**The task:** Copy everything in the listing below word for word, apart from any images.

Data entries:
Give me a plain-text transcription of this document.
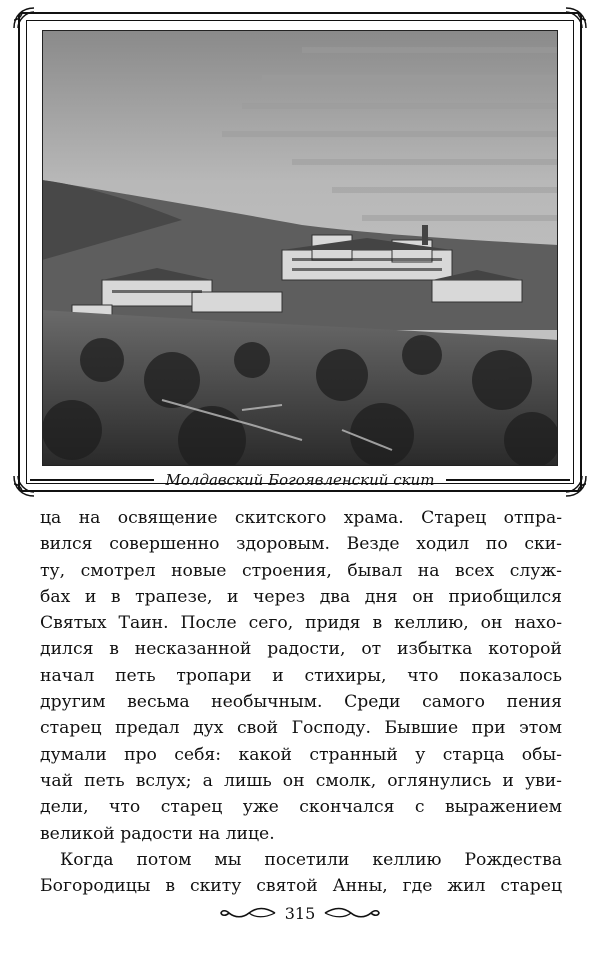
Молдавский Богоявленский скит
ца на освящение скитского храма. Старец отпра-
вился совершенно здоровым. Везде ходил по ски-
ту, смотрел новые строения, бывал на всех служ-
бах и в трапезе, и через два дня он приобщился
Святых Таин. После сего, придя в келлию, он нахо-
дился в несказанной радости, от избытка которой
начал петь тропари и стихиры, что показалось
другим весьма необычным. Среди самого пения
старец предал дух свой Господу. Бывшие при этом
думали про себя: какой странный у старца обы-
чай петь вслух; а лишь он смолк, оглянулись и уви-
дели, что старец уже скончался с выражением
великой радости на лице.
Когда потом мы посетили келлию Рождества
Богородицы в скиту святой Анны, где жил старец
315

**Result of this task:**
Give me a plain-text transcription of this document.
Молдавский Богоявленский скит
ца на освящение скитского храма. Старец отпра-
вился совершенно здоровым. Везде ходил по ски-
ту, смотрел новые строения, бывал на всех служ-
бах и в трапезе, и через два дня он приобщился
Святых Таин. После сего, придя в келлию, он нахо-
дился в несказанной радости, от избытка которой
начал петь тропари и стихиры, что показалось
другим весьма необычным. Среди самого пения
старец предал дух свой Господу. Бывшие при этом
думали про себя: какой странный у старца обы-
чай петь вслух; а лишь он смолк, оглянулись и уви-
дели, что старец уже скончался с выражением
великой радости на лице.
Когда потом мы посетили келлию Рождества
Богородицы в скиту святой Анны, где жил старец
315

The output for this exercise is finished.